# Task to complete
Quote each record exactly, please, leaving none out.

# Extracted material

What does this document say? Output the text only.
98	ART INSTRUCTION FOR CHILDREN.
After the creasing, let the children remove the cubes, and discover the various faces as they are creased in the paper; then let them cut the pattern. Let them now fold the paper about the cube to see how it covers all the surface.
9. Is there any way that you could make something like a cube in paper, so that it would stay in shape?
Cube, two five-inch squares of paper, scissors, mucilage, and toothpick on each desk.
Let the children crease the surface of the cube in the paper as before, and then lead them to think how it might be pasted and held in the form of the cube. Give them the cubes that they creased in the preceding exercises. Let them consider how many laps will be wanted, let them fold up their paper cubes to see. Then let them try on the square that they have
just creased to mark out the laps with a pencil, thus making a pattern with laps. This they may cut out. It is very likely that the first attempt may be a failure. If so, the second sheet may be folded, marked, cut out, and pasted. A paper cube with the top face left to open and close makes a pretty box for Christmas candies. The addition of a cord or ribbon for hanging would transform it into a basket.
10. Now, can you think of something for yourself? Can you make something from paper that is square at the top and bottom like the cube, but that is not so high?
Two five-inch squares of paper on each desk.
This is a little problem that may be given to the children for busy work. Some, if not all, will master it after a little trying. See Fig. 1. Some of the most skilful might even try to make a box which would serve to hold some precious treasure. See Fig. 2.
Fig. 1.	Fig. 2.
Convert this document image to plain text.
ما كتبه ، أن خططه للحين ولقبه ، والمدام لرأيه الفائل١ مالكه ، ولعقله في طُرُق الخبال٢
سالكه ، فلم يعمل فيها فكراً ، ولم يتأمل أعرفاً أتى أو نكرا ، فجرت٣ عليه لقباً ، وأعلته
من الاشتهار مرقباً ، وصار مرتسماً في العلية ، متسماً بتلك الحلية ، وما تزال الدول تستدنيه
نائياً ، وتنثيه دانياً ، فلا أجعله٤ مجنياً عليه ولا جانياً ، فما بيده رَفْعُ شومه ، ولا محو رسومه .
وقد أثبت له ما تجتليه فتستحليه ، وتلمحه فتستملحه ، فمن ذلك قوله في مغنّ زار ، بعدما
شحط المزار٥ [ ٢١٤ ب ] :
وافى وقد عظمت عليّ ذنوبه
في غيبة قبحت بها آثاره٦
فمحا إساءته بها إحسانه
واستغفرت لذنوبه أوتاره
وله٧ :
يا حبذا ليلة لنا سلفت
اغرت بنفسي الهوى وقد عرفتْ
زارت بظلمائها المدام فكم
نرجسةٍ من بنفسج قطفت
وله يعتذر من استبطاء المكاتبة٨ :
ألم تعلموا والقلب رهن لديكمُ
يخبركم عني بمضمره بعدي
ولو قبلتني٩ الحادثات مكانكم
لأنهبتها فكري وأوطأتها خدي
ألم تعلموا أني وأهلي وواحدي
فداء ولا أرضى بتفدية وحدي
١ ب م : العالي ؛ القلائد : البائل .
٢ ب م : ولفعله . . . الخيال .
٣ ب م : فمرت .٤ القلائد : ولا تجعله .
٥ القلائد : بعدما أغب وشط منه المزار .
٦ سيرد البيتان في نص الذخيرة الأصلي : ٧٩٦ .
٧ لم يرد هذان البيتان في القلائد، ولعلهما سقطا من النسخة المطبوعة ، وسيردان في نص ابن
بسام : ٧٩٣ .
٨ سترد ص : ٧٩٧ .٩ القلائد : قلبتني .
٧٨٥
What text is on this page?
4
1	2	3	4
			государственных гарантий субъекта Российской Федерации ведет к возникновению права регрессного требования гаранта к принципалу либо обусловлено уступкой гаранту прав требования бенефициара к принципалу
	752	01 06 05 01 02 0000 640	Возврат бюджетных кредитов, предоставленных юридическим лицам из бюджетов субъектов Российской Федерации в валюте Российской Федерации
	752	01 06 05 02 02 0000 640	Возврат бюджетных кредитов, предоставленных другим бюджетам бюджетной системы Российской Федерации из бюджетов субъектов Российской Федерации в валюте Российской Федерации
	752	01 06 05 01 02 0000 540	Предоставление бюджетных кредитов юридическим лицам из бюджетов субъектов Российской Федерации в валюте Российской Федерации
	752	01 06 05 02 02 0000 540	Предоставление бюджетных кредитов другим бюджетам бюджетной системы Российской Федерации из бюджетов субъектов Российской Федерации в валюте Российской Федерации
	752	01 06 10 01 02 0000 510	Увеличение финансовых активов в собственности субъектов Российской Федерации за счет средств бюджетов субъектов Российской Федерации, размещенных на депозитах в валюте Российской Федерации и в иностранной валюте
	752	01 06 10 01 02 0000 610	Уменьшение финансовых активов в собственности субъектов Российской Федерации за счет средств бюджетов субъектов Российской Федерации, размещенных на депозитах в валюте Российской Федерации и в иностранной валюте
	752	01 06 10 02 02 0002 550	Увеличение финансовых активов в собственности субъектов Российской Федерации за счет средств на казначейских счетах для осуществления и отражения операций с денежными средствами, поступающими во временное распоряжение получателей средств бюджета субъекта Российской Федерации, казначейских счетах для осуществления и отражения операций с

# The result
What does this document say? Output the text only.
98	ART INSTRUCTION FOR CHILDREN.
After the creasing, let the children remove the cubes, and discover the various faces as they are creased in the paper; then let them cut the pattern. Let them now fold the paper about the cube to see how it covers all the surface.
9. Is there any way that you could make something like a cube in paper, so that it would stay in shape?
Cube, two five-inch squares of paper, scissors, mucilage, and toothpick on each desk.
Let the children crease the surface of the cube in the paper as before, and then lead them to think how it might be pasted and held in the form of the cube. Give them the cubes that they creased in the preceding exercises. Let them consider how many laps will be wanted, let them fold up their paper cubes to see. Then let them try on the square that they have
just creased to mark out the laps with a pencil, thus making a pattern with laps. This they may cut out. It is very likely that the first attempt may be a failure. If so, the second sheet may be folded, marked, cut out, and pasted. A paper cube with the top face left to open and close makes a pretty box for Christmas candies. The addition of a cord or ribbon for hanging would transform it into a basket.
10. Now, can you think of something for yourself? Can you make something from paper that is square at the top and bottom like the cube, but that is not so high?
Two five-inch squares of paper on each desk.
This is a little problem that may be given to the children for busy work. Some, if not all, will master it after a little trying. See Fig. 1. Some of the most skilful might even try to make a box which would serve to hold some precious treasure. See Fig. 2.
Fig. 1.	Fig. 2.
Convert this document image to plain text.
ما كتبه ، أن خططه للحين ولقبه ، والمدام لرأيه الفائل١ مالكه ، ولعقله في طُرُق الخبال٢
سالكه ، فلم يعمل فيها فكراً ، ولم يتأمل أعرفاً أتى أو نكرا ، فجرت٣ عليه لقباً ، وأعلته
من الاشتهار مرقباً ، وصار مرتسماً في العلية ، متسماً بتلك الحلية ، وما تزال الدول تستدنيه
نائياً ، وتنثيه دانياً ، فلا أجعله٤ مجنياً عليه ولا جانياً ، فما بيده رَفْعُ شومه ، ولا محو رسومه .
وقد أثبت له ما تجتليه فتستحليه ، وتلمحه فتستملحه ، فمن ذلك قوله في مغنّ زار ، بعدما
شحط المزار٥ [ ٢١٤ ب ] :
وافى وقد عظمت عليّ ذنوبه
في غيبة قبحت بها آثاره٦
فمحا إساءته بها إحسانه
واستغفرت لذنوبه أوتاره
وله٧ :
يا حبذا ليلة لنا سلفت
اغرت بنفسي الهوى وقد عرفتْ
زارت بظلمائها المدام فكم
نرجسةٍ من بنفسج قطفت
وله يعتذر من استبطاء المكاتبة٨ :
ألم تعلموا والقلب رهن لديكمُ
يخبركم عني بمضمره بعدي
ولو قبلتني٩ الحادثات مكانكم
لأنهبتها فكري وأوطأتها خدي
ألم تعلموا أني وأهلي وواحدي
فداء ولا أرضى بتفدية وحدي
١ ب م : العالي ؛ القلائد : البائل .
٢ ب م : ولفعله . . . الخيال .
٣ ب م : فمرت .٤ القلائد : ولا تجعله .
٥ القلائد : بعدما أغب وشط منه المزار .
٦ سيرد البيتان في نص الذخيرة الأصلي : ٧٩٦ .
٧ لم يرد هذان البيتان في القلائد، ولعلهما سقطا من النسخة المطبوعة ، وسيردان في نص ابن
بسام : ٧٩٣ .
٨ سترد ص : ٧٩٧ .٩ القلائد : قلبتني .
٧٨٥
What text is on this page?
4
1	2	3	4
			государственных гарантий субъекта Российской Федерации ведет к возникновению права регрессного требования гаранта к принципалу либо обусловлено уступкой гаранту прав требования бенефициара к принципалу
	752	01 06 05 01 02 0000 640	Возврат бюджетных кредитов, предоставленных юридическим лицам из бюджетов субъектов Российской Федерации в валюте Российской Федерации
	752	01 06 05 02 02 0000 640	Возврат бюджетных кредитов, предоставленных другим бюджетам бюджетной системы Российской Федерации из бюджетов субъектов Российской Федерации в валюте Российской Федерации
	752	01 06 05 01 02 0000 540	Предоставление бюджетных кредитов юридическим лицам из бюджетов субъектов Российской Федерации в валюте Российской Федерации
	752	01 06 05 02 02 0000 540	Предоставление бюджетных кредитов другим бюджетам бюджетной системы Российской Федерации из бюджетов субъектов Российской Федерации в валюте Российской Федерации
	752	01 06 10 01 02 0000 510	Увеличение финансовых активов в собственности субъектов Российской Федерации за счет средств бюджетов субъектов Российской Федерации, размещенных на депозитах в валюте Российской Федерации и в иностранной валюте
	752	01 06 10 01 02 0000 610	Уменьшение финансовых активов в собственности субъектов Российской Федерации за счет средств бюджетов субъектов Российской Федерации, размещенных на депозитах в валюте Российской Федерации и в иностранной валюте
	752	01 06 10 02 02 0002 550	Увеличение финансовых активов в собственности субъектов Российской Федерации за счет средств на казначейских счетах для осуществления и отражения операций с денежными средствами, поступающими во временное распоряжение получателей средств бюджета субъекта Российской Федерации, казначейских счетах для осуществления и отражения операций с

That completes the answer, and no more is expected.